> **DONNÉES DISPONIBLES**
......

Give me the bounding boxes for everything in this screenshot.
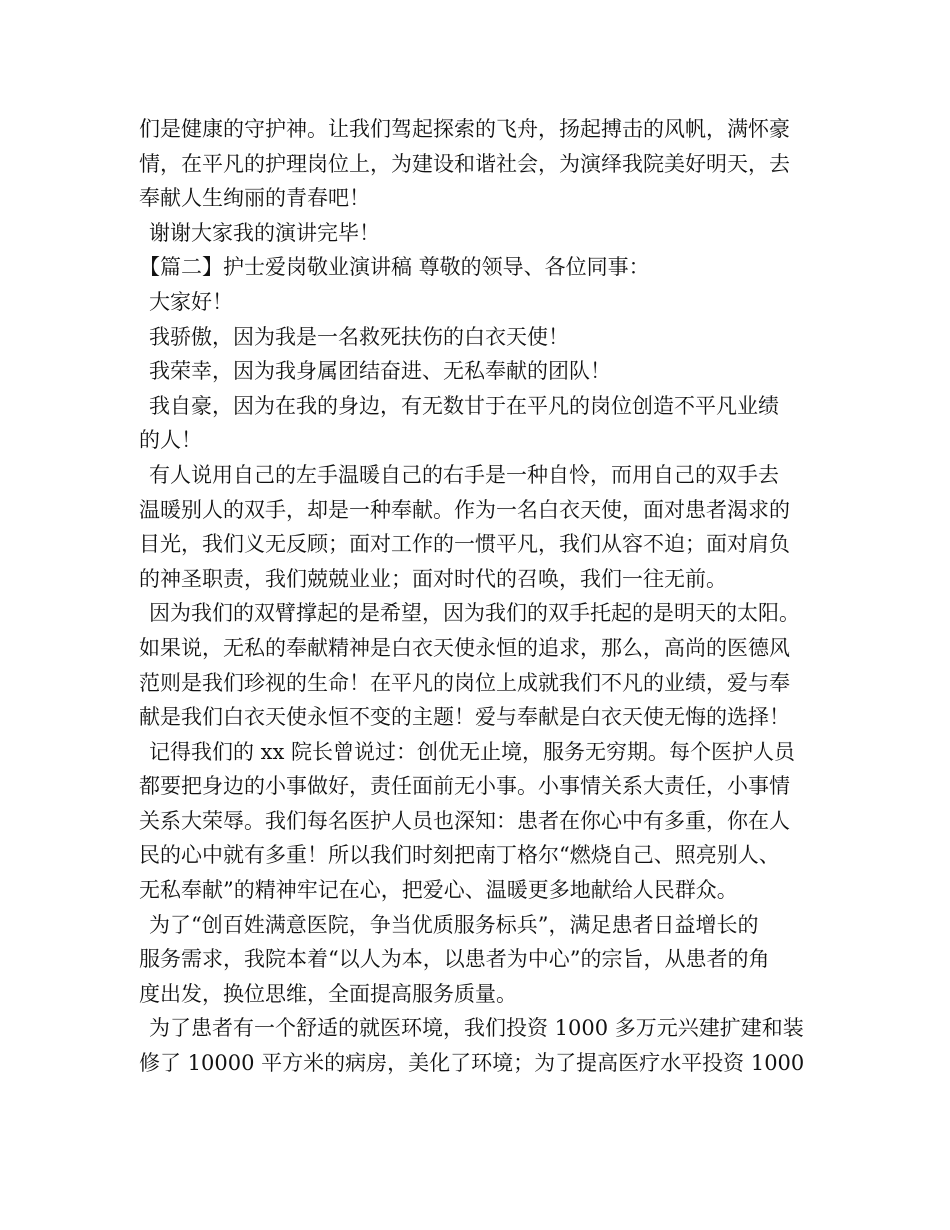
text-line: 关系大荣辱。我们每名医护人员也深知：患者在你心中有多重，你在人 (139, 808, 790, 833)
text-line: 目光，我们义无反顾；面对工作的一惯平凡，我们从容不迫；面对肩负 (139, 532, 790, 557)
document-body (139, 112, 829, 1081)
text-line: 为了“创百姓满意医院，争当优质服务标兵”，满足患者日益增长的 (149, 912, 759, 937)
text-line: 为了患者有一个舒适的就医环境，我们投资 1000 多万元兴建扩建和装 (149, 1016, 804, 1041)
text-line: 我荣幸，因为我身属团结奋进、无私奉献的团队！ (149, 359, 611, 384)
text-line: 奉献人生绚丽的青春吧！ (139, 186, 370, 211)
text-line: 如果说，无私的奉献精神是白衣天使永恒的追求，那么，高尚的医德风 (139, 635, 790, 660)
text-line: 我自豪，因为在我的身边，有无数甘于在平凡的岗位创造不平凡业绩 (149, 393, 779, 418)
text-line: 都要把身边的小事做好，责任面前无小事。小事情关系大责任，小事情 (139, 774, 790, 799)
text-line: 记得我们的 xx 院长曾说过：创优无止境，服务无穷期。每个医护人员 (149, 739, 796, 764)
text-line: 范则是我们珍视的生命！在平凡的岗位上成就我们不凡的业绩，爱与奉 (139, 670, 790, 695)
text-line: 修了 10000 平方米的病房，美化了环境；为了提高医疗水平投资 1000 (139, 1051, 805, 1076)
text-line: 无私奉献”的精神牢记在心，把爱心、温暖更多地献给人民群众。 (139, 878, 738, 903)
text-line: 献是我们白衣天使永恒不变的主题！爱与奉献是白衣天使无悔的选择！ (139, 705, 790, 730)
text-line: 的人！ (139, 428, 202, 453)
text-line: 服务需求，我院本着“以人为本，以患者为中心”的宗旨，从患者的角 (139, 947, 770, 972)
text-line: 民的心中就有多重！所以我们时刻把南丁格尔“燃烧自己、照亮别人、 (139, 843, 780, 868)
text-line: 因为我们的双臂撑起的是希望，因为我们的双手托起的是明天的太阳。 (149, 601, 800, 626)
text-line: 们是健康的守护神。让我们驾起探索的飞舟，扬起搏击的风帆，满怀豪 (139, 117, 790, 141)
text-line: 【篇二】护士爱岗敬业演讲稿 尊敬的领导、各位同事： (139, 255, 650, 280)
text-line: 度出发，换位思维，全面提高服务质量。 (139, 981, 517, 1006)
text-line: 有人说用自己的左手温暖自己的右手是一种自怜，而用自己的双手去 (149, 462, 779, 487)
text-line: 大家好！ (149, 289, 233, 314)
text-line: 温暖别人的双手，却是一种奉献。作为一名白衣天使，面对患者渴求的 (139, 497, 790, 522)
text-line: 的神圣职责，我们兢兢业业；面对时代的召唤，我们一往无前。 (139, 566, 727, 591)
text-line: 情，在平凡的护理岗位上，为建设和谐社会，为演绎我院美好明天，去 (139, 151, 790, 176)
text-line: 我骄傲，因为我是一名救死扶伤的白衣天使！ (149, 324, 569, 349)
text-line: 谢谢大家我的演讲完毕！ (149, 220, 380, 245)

......

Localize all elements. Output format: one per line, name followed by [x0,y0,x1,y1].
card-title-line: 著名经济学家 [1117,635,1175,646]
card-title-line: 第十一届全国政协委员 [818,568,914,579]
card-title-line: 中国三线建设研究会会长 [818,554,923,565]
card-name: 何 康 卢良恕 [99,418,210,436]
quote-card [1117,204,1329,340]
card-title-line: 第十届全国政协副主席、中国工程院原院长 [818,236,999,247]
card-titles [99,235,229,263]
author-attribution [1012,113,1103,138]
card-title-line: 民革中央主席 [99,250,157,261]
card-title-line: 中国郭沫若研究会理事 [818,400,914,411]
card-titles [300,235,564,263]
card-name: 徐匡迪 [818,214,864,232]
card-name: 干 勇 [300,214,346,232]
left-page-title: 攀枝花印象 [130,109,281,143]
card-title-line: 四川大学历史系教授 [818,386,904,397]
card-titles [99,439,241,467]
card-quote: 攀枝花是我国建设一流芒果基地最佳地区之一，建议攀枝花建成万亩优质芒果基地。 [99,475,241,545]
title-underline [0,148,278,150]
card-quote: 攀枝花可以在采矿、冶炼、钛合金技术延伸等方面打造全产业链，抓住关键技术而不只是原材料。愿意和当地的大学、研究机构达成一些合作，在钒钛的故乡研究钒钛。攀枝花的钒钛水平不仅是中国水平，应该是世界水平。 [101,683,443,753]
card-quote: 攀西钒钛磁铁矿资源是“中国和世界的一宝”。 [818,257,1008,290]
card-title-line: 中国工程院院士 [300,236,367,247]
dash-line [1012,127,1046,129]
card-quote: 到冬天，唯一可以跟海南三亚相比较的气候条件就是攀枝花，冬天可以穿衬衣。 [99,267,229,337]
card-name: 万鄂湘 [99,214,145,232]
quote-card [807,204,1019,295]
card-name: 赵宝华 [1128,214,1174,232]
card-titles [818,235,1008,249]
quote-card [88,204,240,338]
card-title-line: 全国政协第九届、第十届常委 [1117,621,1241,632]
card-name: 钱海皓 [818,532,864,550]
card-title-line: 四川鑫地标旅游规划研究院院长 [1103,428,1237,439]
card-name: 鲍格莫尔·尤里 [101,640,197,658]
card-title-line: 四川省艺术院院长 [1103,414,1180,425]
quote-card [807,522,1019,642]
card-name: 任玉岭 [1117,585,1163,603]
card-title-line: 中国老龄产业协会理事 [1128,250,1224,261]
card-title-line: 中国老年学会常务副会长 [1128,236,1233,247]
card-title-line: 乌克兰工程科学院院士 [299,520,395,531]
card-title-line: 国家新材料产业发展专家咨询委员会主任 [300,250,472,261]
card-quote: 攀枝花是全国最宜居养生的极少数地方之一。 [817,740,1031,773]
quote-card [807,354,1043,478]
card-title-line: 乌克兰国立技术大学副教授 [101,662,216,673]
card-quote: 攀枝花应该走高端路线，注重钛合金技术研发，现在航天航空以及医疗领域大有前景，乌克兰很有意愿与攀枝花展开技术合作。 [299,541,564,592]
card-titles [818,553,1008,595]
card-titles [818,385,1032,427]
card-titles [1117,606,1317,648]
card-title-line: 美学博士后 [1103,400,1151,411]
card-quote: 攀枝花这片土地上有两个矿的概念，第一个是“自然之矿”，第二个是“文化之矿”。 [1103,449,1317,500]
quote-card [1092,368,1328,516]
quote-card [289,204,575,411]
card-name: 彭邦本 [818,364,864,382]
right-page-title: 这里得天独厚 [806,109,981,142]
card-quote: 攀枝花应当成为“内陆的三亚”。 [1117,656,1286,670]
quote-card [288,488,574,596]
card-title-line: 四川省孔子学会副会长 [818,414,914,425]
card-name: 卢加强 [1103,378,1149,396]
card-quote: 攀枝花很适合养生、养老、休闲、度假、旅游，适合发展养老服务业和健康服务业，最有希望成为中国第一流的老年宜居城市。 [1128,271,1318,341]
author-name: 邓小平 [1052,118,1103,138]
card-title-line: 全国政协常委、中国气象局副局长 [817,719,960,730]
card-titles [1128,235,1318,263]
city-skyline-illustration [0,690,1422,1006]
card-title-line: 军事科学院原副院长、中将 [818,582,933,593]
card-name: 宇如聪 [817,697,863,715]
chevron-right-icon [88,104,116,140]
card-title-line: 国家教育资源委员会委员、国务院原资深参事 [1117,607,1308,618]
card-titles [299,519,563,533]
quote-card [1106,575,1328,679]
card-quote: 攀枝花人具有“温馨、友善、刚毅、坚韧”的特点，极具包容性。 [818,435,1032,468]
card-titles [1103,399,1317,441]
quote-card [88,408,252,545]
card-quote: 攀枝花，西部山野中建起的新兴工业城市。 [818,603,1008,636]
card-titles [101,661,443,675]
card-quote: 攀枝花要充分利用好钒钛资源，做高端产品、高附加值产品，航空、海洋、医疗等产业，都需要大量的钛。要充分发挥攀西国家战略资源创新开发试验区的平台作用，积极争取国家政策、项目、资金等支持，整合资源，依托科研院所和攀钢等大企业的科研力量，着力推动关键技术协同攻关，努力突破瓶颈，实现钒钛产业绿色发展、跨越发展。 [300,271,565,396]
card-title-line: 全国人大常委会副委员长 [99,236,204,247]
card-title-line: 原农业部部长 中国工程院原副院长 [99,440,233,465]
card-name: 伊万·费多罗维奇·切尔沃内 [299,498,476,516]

......

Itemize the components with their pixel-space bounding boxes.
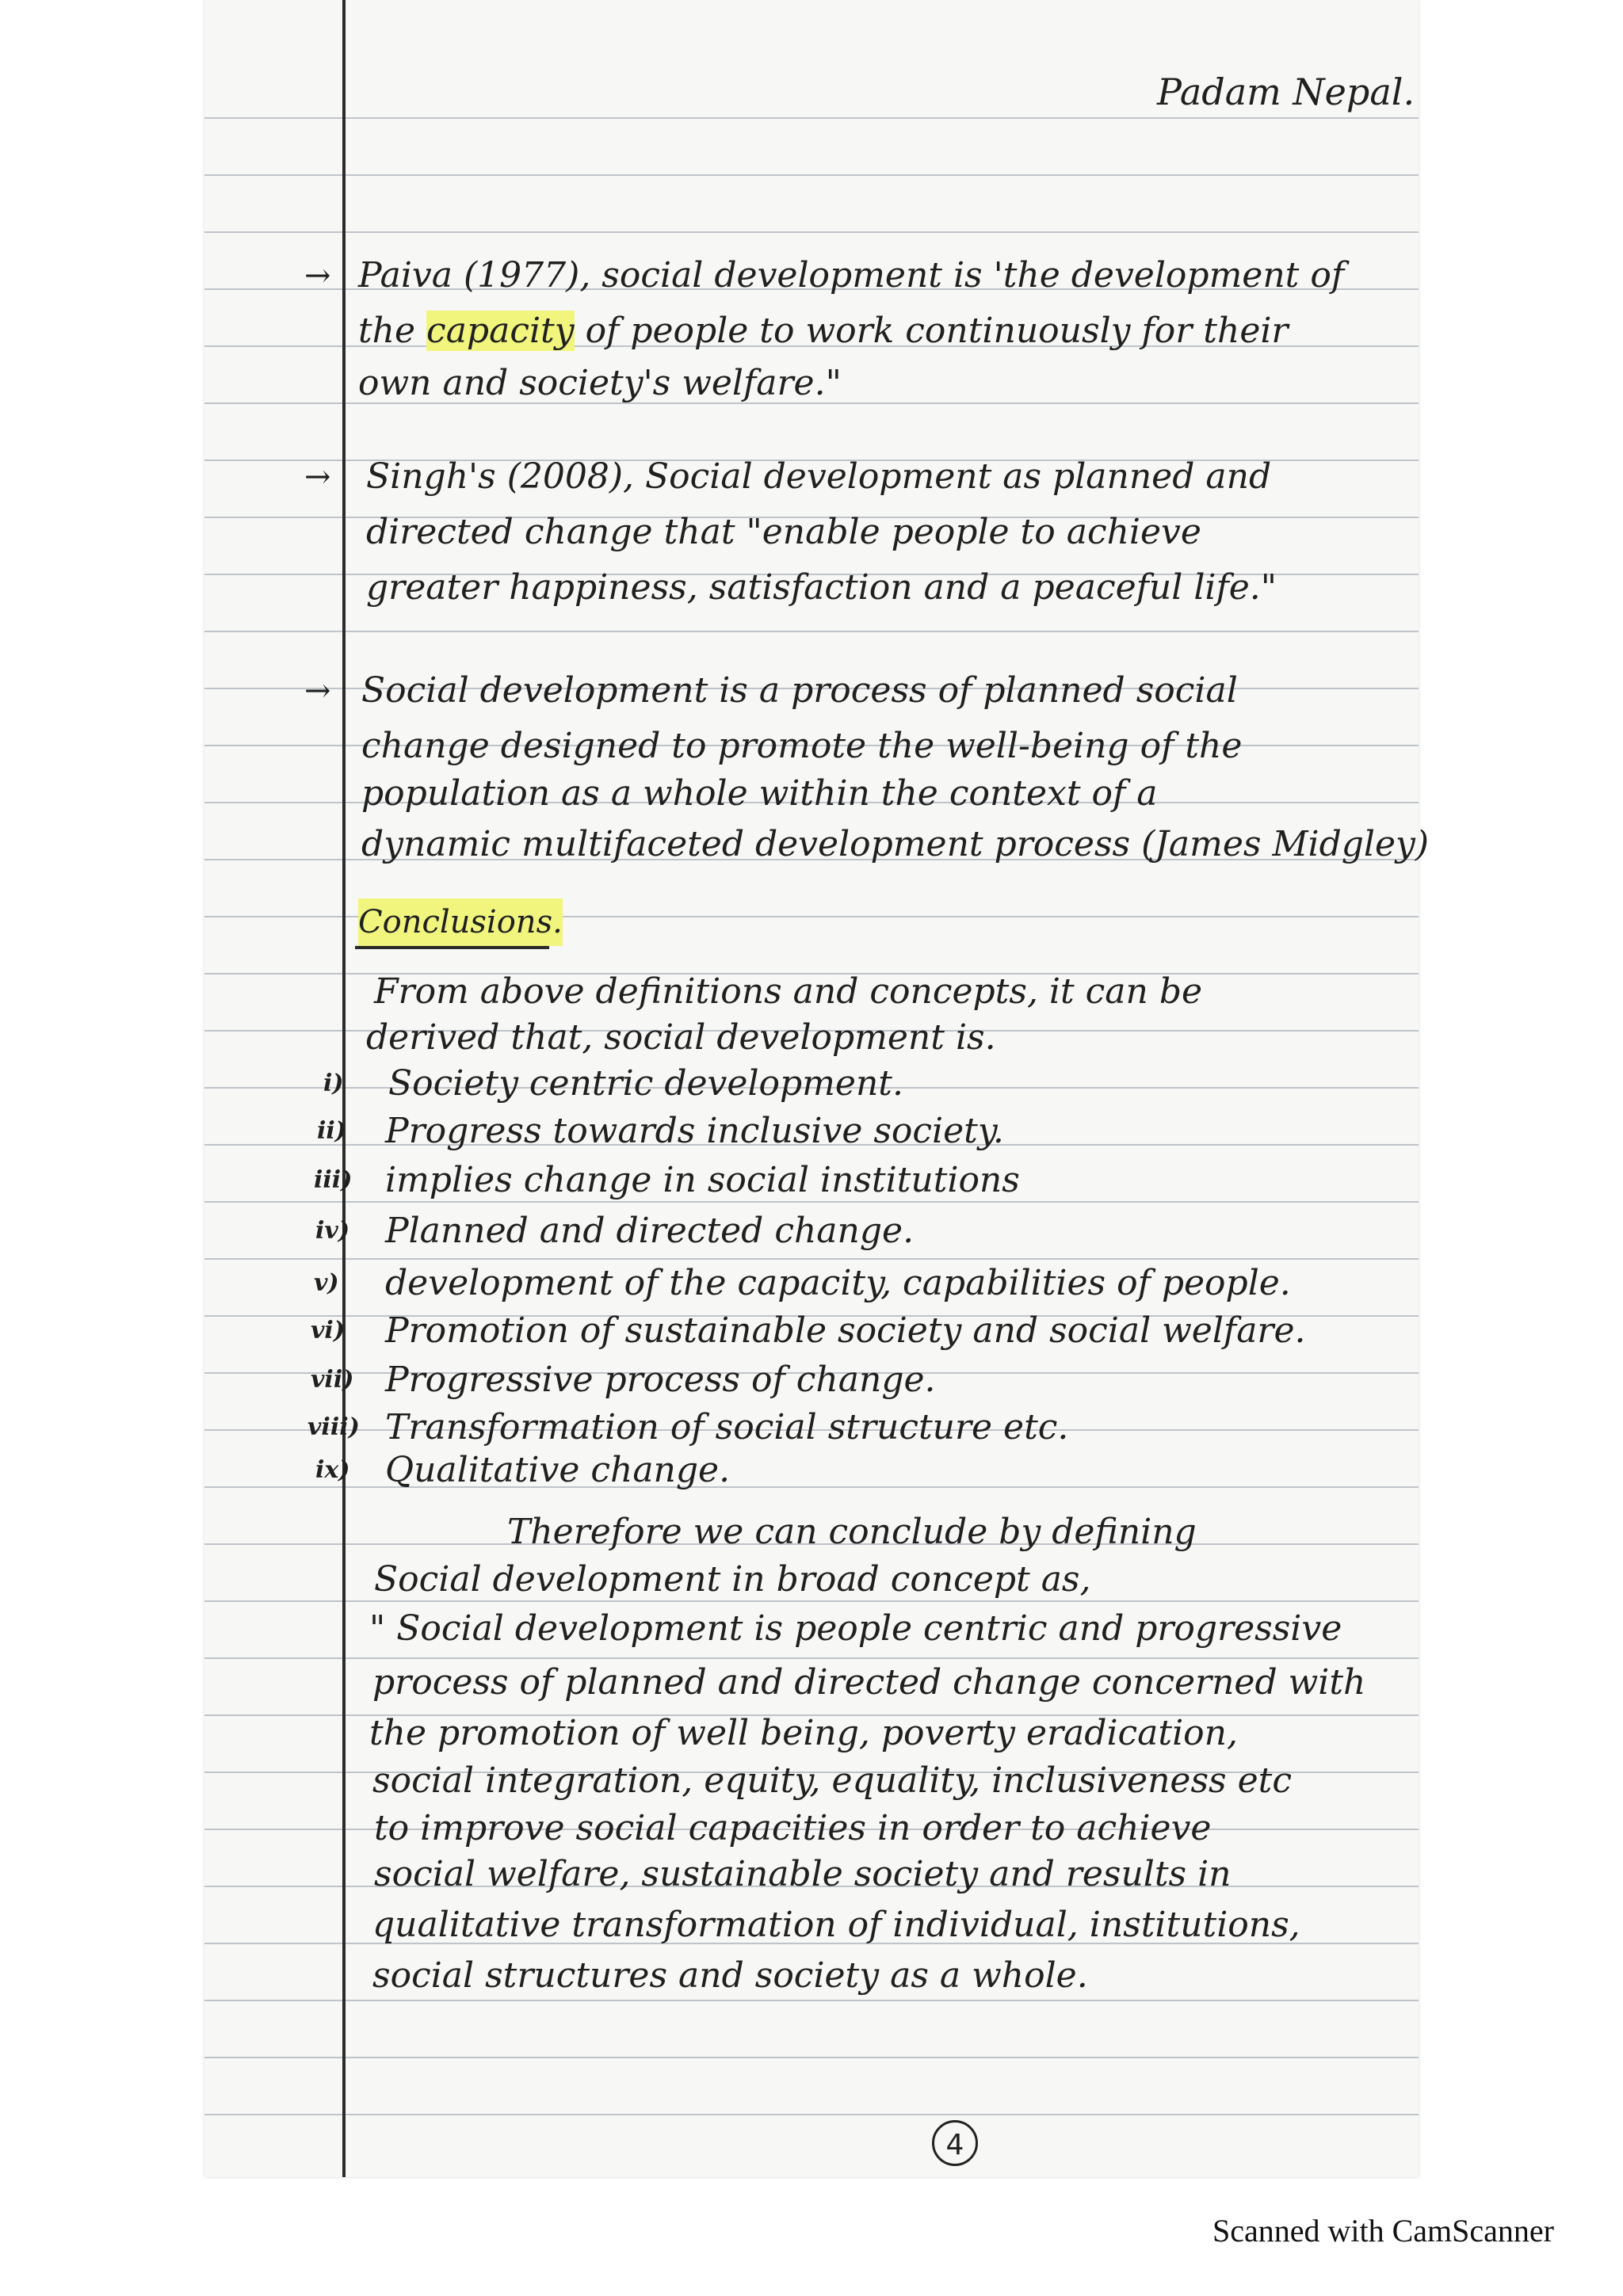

......

> **OBJECTIF**
Recopiez s'il vous plaît les lignes allant de celle qui contient « Localize all elements. » jusqu'à celle qui contient « card-title-line: 第十届全国政协副主席、中国工程院原院长 [818,236,999,247] », ces deux lignes comprises. Substituez « citation-card » à « quote-card » et laissez tout le reste intact.

> **RÉPONSE**
Localize all elements. Output format: one per line, name followed by [x0,y0,x1,y1].
card-title-line: 著名经济学家 [1117,635,1175,646]
card-title-line: 第十一届全国政协委员 [818,568,914,579]
card-title-line: 中国三线建设研究会会长 [818,554,923,565]
card-name: 何 康 卢良恕 [99,418,210,436]
citation-card [1117,204,1329,340]
card-title-line: 第十届全国政协副主席、中国工程院原院长 [818,236,999,247]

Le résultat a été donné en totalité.